_PROBLEM REQUIREMENTS_. Your task is to repeat all of the data exactly while excluding the pictures.

* Begin *

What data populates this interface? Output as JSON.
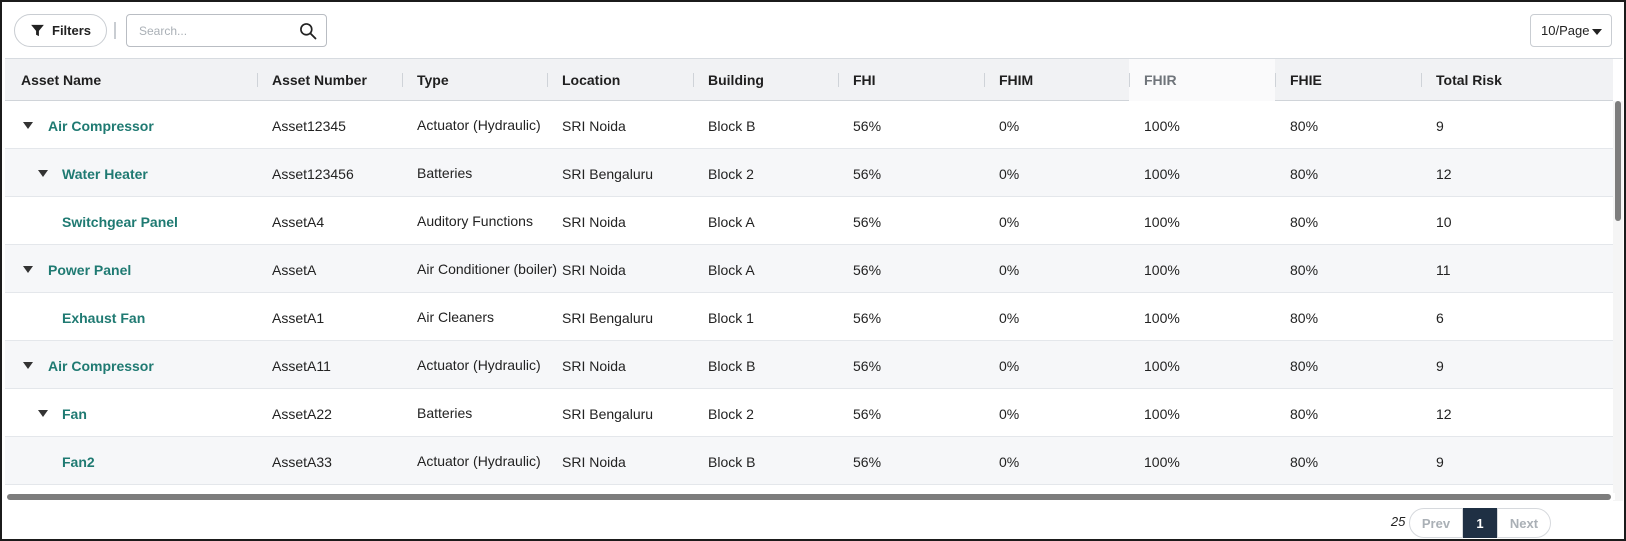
{
  "toolbar": {
    "filters_label": "Filters",
    "search_placeholder": "Search...",
    "search_value": "",
    "per_page": "10/Page",
    "icons": {
      "filter": "filter-funnel-icon",
      "search": "search-icon",
      "per_page_caret": "caret-down-icon"
    }
  },
  "table": {
    "columns": [
      {
        "label": "Asset Name"
      },
      {
        "label": "Asset Number"
      },
      {
        "label": "Type"
      },
      {
        "label": "Location"
      },
      {
        "label": "Building"
      },
      {
        "label": "FHI"
      },
      {
        "label": "FHIM"
      },
      {
        "label": "FHIR"
      },
      {
        "label": "FHIE"
      },
      {
        "label": "Total Risk"
      }
    ],
    "rows": [
      {
        "level": 0,
        "expandable": true,
        "name": "Air Compressor",
        "number": "Asset12345",
        "type": "Actuator (Hydraulic)",
        "location": "SRI Noida",
        "building": "Block B",
        "fhi": "56%",
        "fhim": "0%",
        "fhir": "100%",
        "fhie": "80%",
        "risk": "9"
      },
      {
        "level": 1,
        "expandable": true,
        "name": "Water Heater",
        "number": "Asset123456",
        "type": "Batteries",
        "location": "SRI Bengaluru",
        "building": "Block 2",
        "fhi": "56%",
        "fhim": "0%",
        "fhir": "100%",
        "fhie": "80%",
        "risk": "12"
      },
      {
        "level": 2,
        "expandable": false,
        "name": "Switchgear Panel",
        "number": "AssetA4",
        "type": "Auditory Functions",
        "location": "SRI Noida",
        "building": "Block A",
        "fhi": "56%",
        "fhim": "0%",
        "fhir": "100%",
        "fhie": "80%",
        "risk": "10"
      },
      {
        "level": 0,
        "expandable": true,
        "name": "Power Panel",
        "number": "AssetA",
        "type": "Air Conditioner (boiler)",
        "location": "SRI Noida",
        "building": "Block A",
        "fhi": "56%",
        "fhim": "0%",
        "fhir": "100%",
        "fhie": "80%",
        "risk": "11"
      },
      {
        "level": 1,
        "expandable": false,
        "name": "Exhaust Fan",
        "number": "AssetA1",
        "type": "Air Cleaners",
        "location": "SRI Bengaluru",
        "building": "Block 1",
        "fhi": "56%",
        "fhim": "0%",
        "fhir": "100%",
        "fhie": "80%",
        "risk": "6"
      },
      {
        "level": 0,
        "expandable": true,
        "name": "Air Compressor",
        "number": "AssetA11",
        "type": "Actuator (Hydraulic)",
        "location": "SRI Noida",
        "building": "Block B",
        "fhi": "56%",
        "fhim": "0%",
        "fhir": "100%",
        "fhie": "80%",
        "risk": "9"
      },
      {
        "level": 1,
        "expandable": true,
        "name": "Fan",
        "number": "AssetA22",
        "type": "Batteries",
        "location": "SRI Bengaluru",
        "building": "Block 2",
        "fhi": "56%",
        "fhim": "0%",
        "fhir": "100%",
        "fhie": "80%",
        "risk": "12"
      },
      {
        "level": 2,
        "expandable": false,
        "name": "Fan2",
        "number": "AssetA33",
        "type": "Actuator (Hydraulic)",
        "location": "SRI Noida",
        "building": "Block B",
        "fhi": "56%",
        "fhim": "0%",
        "fhir": "100%",
        "fhie": "80%",
        "risk": "9"
      }
    ]
  },
  "footer": {
    "entries": "25 entries",
    "prev": "Prev",
    "current_page": "1",
    "next": "Next"
  },
  "colors": {
    "asset_link": "#1f7a72",
    "active_page_bg": "#1f3044",
    "header_bg": "#f1f2f4",
    "row_alt_bg": "#f6f7f9"
  }
}
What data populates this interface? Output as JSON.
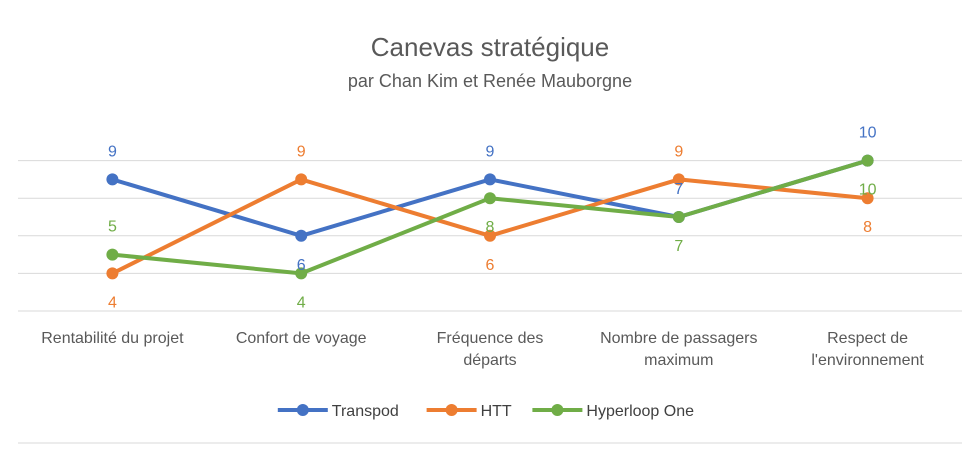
{
  "chart_data": {
    "type": "line",
    "title": "Canevas stratégique",
    "subtitle": "par Chan Kim et Renée Mauborgne",
    "categories": [
      [
        "Rentabilité du projet"
      ],
      [
        "Confort de voyage"
      ],
      [
        "Fréquence des",
        "départs"
      ],
      [
        "Nombre de passagers",
        "maximum"
      ],
      [
        "Respect de",
        "l'environnement"
      ]
    ],
    "series": [
      {
        "name": "Transpod",
        "color": "#4472C4",
        "values": [
          9,
          6,
          9,
          7,
          10
        ]
      },
      {
        "name": "HTT",
        "color": "#ED7D31",
        "values": [
          4,
          9,
          6,
          9,
          8
        ]
      },
      {
        "name": "Hyperloop One",
        "color": "#70AD47",
        "values": [
          5,
          4,
          8,
          7,
          10
        ]
      }
    ],
    "ylim": [
      0,
      10
    ],
    "grid": true,
    "legend": "bottom"
  }
}
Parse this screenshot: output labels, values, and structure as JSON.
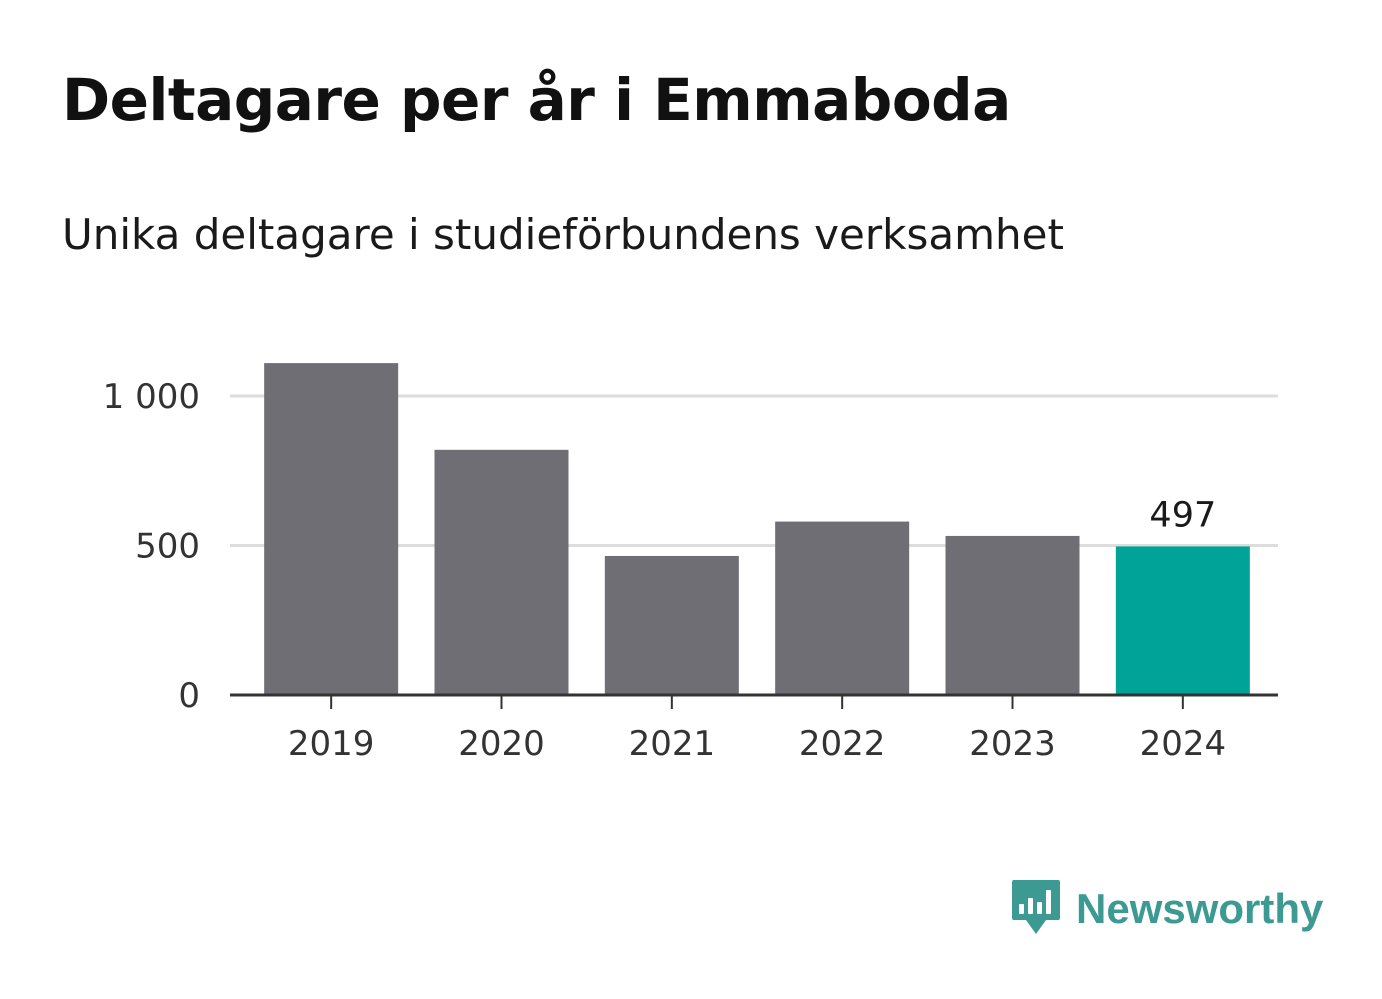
{
  "title": "Deltagare per år i Emmaboda",
  "subtitle": "Unika deltagare i studieförbundens verksamhet",
  "brand": {
    "name": "Newsworthy",
    "icon": "newsworthy-logo-icon",
    "color": "#3c9a92"
  },
  "chart_data": {
    "type": "bar",
    "categories": [
      "2019",
      "2020",
      "2021",
      "2022",
      "2023",
      "2024"
    ],
    "values": [
      1110,
      820,
      465,
      580,
      532,
      497
    ],
    "ylim": [
      0,
      1000
    ],
    "yticks": [
      0,
      500,
      1000
    ],
    "ytick_labels": [
      "0",
      "500",
      "1 000"
    ],
    "grid": true,
    "colors": {
      "default": "#6f6e74",
      "highlight": "#00a398"
    },
    "highlight_index": 5,
    "data_labels": [
      {
        "index": 5,
        "text": "497"
      }
    ]
  }
}
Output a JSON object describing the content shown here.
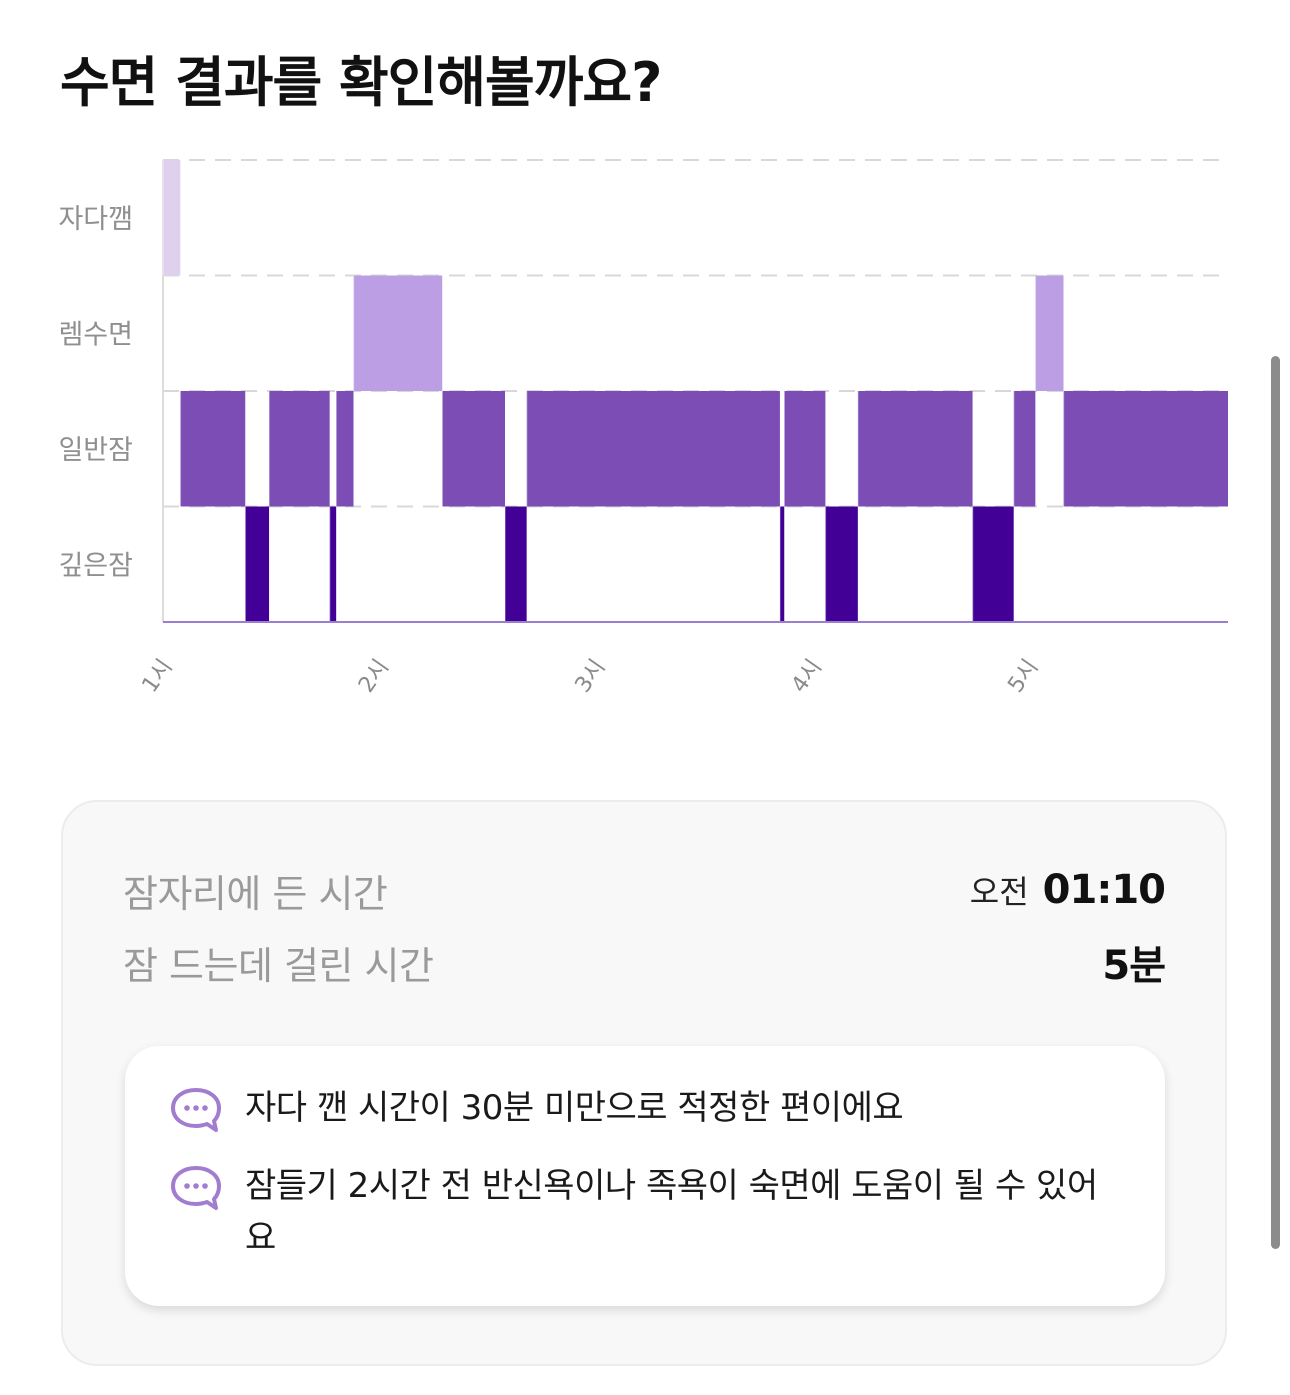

* End *

_REPLY_.
What data populates this interface? Output as JSON.
{
  "toolbar": {
    "filters_label": "Filters",
    "search_placeholder": "Search...",
    "search_value": "",
    "per_page": "10/Page",
    "icons": {
      "filter": "filter-funnel-icon",
      "search": "search-icon",
      "per_page_caret": "caret-down-icon"
    }
  },
  "table": {
    "columns": [
      {
        "label": "Asset Name"
      },
      {
        "label": "Asset Number"
      },
      {
        "label": "Type"
      },
      {
        "label": "Location"
      },
      {
        "label": "Building"
      },
      {
        "label": "FHI"
      },
      {
        "label": "FHIM"
      },
      {
        "label": "FHIR"
      },
      {
        "label": "FHIE"
      },
      {
        "label": "Total Risk"
      }
    ],
    "rows": [
      {
        "level": 0,
        "expandable": true,
        "name": "Air Compressor",
        "number": "Asset12345",
        "type": "Actuator (Hydraulic)",
        "location": "SRI Noida",
        "building": "Block B",
        "fhi": "56%",
        "fhim": "0%",
        "fhir": "100%",
        "fhie": "80%",
        "risk": "9"
      },
      {
        "level": 1,
        "expandable": true,
        "name": "Water Heater",
        "number": "Asset123456",
        "type": "Batteries",
        "location": "SRI Bengaluru",
        "building": "Block 2",
        "fhi": "56%",
        "fhim": "0%",
        "fhir": "100%",
        "fhie": "80%",
        "risk": "12"
      },
      {
        "level": 2,
        "expandable": false,
        "name": "Switchgear Panel",
        "number": "AssetA4",
        "type": "Auditory Functions",
        "location": "SRI Noida",
        "building": "Block A",
        "fhi": "56%",
        "fhim": "0%",
        "fhir": "100%",
        "fhie": "80%",
        "risk": "10"
      },
      {
        "level": 0,
        "expandable": true,
        "name": "Power Panel",
        "number": "AssetA",
        "type": "Air Conditioner (boiler)",
        "location": "SRI Noida",
        "building": "Block A",
        "fhi": "56%",
        "fhim": "0%",
        "fhir": "100%",
        "fhie": "80%",
        "risk": "11"
      },
      {
        "level": 1,
        "expandable": false,
        "name": "Exhaust Fan",
        "number": "AssetA1",
        "type": "Air Cleaners",
        "location": "SRI Bengaluru",
        "building": "Block 1",
        "fhi": "56%",
        "fhim": "0%",
        "fhir": "100%",
        "fhie": "80%",
        "risk": "6"
      },
      {
        "level": 0,
        "expandable": true,
        "name": "Air Compressor",
        "number": "AssetA11",
        "type": "Actuator (Hydraulic)",
        "location": "SRI Noida",
        "building": "Block B",
        "fhi": "56%",
        "fhim": "0%",
        "fhir": "100%",
        "fhie": "80%",
        "risk": "9"
      },
      {
        "level": 1,
        "expandable": true,
        "name": "Fan",
        "number": "AssetA22",
        "type": "Batteries",
        "location": "SRI Bengaluru",
        "building": "Block 2",
        "fhi": "56%",
        "fhim": "0%",
        "fhir": "100%",
        "fhie": "80%",
        "risk": "12"
      },
      {
        "level": 2,
        "expandable": false,
        "name": "Fan2",
        "number": "AssetA33",
        "type": "Actuator (Hydraulic)",
        "location": "SRI Noida",
        "building": "Block B",
        "fhi": "56%",
        "fhim": "0%",
        "fhir": "100%",
        "fhie": "80%",
        "risk": "9"
      }
    ]
  },
  "footer": {
    "entries": "25 entries",
    "prev": "Prev",
    "current_page": "1",
    "next": "Next"
  },
  "colors": {
    "asset_link": "#1f7a72",
    "active_page_bg": "#1f3044",
    "header_bg": "#f1f2f4",
    "row_alt_bg": "#f6f7f9"
  }
}
What data populates this interface? Output as JSON.
{
  "chart_data": {
    "type": "line",
    "title": "Canevas stratégique",
    "subtitle": "par Chan Kim et Renée Mauborgne",
    "categories": [
      [
        "Rentabilité du projet"
      ],
      [
        "Confort de voyage"
      ],
      [
        "Fréquence des",
        "départs"
      ],
      [
        "Nombre de passagers",
        "maximum"
      ],
      [
        "Respect de",
        "l'environnement"
      ]
    ],
    "series": [
      {
        "name": "Transpod",
        "color": "#4472C4",
        "values": [
          9,
          6,
          9,
          7,
          10
        ]
      },
      {
        "name": "HTT",
        "color": "#ED7D31",
        "values": [
          4,
          9,
          6,
          9,
          8
        ]
      },
      {
        "name": "Hyperloop One",
        "color": "#70AD47",
        "values": [
          5,
          4,
          8,
          7,
          10
        ]
      }
    ],
    "ylim": [
      0,
      10
    ],
    "grid": true,
    "legend": "bottom"
  }
}
Parse this screenshot: output labels, values, and structure as JSON.
{
  "title": "Deltagare per år i Emmaboda",
  "subtitle": "Unika deltagare i studieförbundens verksamhet",
  "brand": {
    "name": "Newsworthy",
    "icon": "newsworthy-logo-icon",
    "color": "#3c9a92"
  },
  "chart_data": {
    "type": "bar",
    "categories": [
      "2019",
      "2020",
      "2021",
      "2022",
      "2023",
      "2024"
    ],
    "values": [
      1110,
      820,
      465,
      580,
      532,
      497
    ],
    "ylim": [
      0,
      1000
    ],
    "yticks": [
      0,
      500,
      1000
    ],
    "ytick_labels": [
      "0",
      "500",
      "1 000"
    ],
    "grid": true,
    "colors": {
      "default": "#6f6e74",
      "highlight": "#00a398"
    },
    "highlight_index": 5,
    "data_labels": [
      {
        "index": 5,
        "text": "497"
      }
    ]
  }
}
Output a JSON object describing the content shown here.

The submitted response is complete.